** START Supplied records **
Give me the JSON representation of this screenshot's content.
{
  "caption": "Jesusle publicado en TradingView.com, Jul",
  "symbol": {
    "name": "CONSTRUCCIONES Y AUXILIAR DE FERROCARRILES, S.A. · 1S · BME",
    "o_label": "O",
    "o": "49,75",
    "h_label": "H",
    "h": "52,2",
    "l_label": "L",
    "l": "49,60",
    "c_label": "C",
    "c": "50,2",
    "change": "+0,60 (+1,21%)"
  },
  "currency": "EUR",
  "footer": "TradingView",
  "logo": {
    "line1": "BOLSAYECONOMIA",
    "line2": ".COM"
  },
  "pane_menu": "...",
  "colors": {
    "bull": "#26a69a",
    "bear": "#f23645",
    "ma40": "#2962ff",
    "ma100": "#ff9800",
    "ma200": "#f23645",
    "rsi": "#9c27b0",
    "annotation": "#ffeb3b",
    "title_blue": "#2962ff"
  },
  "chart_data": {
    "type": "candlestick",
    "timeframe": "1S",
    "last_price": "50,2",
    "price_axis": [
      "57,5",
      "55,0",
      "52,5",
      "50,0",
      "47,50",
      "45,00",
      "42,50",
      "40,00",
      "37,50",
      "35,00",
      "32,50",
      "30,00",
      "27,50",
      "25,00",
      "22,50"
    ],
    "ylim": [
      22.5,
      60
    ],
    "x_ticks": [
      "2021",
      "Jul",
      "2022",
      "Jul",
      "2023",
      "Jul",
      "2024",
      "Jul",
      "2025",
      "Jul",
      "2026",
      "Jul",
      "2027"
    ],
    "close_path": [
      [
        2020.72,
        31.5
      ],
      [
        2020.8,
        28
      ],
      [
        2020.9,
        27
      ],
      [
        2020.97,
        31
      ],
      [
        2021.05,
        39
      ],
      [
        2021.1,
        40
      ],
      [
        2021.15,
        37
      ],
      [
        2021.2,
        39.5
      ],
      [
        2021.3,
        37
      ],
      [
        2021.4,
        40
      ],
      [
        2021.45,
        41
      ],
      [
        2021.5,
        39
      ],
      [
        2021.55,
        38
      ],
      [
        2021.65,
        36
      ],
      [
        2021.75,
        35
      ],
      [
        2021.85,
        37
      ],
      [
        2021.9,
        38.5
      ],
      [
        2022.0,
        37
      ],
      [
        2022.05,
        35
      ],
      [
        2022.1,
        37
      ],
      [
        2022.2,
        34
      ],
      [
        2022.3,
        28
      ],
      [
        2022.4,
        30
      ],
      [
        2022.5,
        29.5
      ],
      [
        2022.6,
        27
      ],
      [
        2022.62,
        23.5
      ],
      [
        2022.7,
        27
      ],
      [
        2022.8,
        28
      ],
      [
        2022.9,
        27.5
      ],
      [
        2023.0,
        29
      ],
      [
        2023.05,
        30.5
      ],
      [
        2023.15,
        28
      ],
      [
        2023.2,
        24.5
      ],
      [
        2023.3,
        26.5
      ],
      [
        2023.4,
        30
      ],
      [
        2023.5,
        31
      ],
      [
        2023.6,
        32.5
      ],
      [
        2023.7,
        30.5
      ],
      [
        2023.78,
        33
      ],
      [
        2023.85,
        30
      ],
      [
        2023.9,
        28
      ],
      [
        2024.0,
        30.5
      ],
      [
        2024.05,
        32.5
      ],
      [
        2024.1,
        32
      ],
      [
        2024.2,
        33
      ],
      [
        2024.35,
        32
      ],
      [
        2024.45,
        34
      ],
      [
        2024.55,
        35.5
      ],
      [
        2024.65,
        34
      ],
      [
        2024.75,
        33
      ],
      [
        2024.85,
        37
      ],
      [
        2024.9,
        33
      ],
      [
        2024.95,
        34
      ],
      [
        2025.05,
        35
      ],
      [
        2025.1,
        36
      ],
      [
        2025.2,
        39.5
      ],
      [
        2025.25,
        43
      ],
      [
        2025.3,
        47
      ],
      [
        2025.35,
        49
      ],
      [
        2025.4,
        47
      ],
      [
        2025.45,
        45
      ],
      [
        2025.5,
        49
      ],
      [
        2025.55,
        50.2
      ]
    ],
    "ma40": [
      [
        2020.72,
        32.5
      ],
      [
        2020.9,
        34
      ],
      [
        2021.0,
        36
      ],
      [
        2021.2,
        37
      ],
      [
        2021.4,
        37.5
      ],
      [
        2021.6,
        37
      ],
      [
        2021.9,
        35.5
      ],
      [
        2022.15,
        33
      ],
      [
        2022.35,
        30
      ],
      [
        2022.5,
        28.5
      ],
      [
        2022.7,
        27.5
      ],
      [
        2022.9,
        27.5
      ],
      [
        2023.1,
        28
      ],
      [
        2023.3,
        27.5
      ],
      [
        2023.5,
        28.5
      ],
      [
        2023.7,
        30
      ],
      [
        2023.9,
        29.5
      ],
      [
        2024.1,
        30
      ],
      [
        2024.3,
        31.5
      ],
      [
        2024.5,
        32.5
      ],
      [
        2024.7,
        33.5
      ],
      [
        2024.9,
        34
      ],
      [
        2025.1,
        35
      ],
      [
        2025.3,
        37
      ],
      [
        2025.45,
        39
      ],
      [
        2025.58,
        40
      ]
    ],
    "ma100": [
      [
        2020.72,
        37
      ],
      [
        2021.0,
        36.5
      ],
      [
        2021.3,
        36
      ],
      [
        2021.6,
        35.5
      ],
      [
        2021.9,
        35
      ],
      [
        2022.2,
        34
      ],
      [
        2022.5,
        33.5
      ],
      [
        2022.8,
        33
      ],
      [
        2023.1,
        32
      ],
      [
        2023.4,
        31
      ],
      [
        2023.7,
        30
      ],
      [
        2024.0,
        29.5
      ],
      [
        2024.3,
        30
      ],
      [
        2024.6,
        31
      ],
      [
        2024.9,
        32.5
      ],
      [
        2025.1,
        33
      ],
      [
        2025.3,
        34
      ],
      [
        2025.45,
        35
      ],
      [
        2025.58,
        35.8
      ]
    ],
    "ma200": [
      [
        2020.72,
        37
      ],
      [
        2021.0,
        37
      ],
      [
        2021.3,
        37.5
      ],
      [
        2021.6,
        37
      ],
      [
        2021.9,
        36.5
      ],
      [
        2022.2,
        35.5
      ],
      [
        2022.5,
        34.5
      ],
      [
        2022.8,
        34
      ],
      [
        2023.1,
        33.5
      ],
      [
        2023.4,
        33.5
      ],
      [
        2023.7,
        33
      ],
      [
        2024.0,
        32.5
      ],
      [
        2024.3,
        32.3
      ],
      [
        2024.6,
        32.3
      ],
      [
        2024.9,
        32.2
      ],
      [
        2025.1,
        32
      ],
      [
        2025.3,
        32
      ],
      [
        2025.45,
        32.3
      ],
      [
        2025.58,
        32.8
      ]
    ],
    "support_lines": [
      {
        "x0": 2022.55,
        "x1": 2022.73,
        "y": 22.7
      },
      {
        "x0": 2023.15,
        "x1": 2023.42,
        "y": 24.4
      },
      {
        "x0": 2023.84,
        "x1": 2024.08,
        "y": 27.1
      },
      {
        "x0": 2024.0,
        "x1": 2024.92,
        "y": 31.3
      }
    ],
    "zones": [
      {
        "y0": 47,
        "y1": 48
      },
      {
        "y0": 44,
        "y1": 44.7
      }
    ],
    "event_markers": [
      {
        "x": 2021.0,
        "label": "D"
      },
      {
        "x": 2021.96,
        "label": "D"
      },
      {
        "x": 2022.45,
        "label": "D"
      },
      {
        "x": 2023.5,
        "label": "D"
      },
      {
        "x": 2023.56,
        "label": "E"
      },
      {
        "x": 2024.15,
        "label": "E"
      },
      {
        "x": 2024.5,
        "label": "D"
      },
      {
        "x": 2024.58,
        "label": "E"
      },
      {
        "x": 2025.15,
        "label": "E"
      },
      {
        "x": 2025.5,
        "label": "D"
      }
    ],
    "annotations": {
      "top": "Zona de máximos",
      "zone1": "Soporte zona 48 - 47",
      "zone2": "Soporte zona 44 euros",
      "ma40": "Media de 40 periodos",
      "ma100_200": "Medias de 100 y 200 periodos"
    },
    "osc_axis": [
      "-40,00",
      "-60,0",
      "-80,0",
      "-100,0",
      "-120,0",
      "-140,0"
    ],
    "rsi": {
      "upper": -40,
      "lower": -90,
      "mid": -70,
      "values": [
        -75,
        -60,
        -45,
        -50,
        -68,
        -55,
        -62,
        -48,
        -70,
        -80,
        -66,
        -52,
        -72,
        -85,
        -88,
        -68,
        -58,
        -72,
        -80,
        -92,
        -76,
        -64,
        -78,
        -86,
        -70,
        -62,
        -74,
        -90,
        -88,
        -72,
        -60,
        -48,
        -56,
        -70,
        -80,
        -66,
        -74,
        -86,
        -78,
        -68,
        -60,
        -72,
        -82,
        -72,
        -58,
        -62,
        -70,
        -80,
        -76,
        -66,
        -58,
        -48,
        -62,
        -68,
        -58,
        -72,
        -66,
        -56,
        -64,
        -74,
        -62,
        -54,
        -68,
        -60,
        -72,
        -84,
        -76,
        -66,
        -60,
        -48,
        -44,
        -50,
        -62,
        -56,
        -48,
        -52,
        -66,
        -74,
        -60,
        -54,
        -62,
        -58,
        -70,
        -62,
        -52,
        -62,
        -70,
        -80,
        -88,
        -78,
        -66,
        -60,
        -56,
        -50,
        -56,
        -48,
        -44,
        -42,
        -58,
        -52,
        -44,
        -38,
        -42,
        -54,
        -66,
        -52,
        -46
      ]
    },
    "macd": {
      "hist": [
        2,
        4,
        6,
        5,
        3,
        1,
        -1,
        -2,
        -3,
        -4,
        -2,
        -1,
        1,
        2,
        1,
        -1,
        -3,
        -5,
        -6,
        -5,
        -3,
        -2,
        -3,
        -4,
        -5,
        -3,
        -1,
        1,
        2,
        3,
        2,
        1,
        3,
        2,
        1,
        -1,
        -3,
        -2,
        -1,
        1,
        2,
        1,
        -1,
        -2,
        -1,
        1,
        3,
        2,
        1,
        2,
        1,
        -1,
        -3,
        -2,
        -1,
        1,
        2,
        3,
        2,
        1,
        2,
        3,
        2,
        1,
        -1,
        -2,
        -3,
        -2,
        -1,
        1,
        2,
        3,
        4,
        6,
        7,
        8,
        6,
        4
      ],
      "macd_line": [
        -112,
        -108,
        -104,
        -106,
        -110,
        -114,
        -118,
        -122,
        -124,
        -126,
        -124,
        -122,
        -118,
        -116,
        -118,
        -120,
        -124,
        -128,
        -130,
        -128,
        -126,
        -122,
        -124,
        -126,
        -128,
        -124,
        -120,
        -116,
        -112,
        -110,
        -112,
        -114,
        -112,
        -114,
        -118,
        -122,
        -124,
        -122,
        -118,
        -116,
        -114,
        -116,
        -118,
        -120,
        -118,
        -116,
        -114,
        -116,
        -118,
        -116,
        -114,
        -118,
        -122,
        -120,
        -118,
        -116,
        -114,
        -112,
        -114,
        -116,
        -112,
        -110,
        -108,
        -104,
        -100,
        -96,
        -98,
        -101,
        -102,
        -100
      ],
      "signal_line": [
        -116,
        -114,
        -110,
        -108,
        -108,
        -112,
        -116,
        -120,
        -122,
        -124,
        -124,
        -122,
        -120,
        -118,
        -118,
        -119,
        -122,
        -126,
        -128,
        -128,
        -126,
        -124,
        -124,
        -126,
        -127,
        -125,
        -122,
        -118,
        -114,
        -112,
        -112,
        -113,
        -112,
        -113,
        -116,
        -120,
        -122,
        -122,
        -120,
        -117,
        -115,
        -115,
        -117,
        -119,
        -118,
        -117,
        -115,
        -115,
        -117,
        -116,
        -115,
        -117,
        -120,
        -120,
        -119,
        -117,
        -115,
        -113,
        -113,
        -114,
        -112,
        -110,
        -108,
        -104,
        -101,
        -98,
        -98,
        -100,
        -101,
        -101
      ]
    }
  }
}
** END Supplied records **
Short problem: Using the listing above, locate the lines that hold "periodos" and copy each one.

Written response:
      "ma40": "Media de 40 periodos",
      "ma100_200": "Medias de 100 y 200 periodos"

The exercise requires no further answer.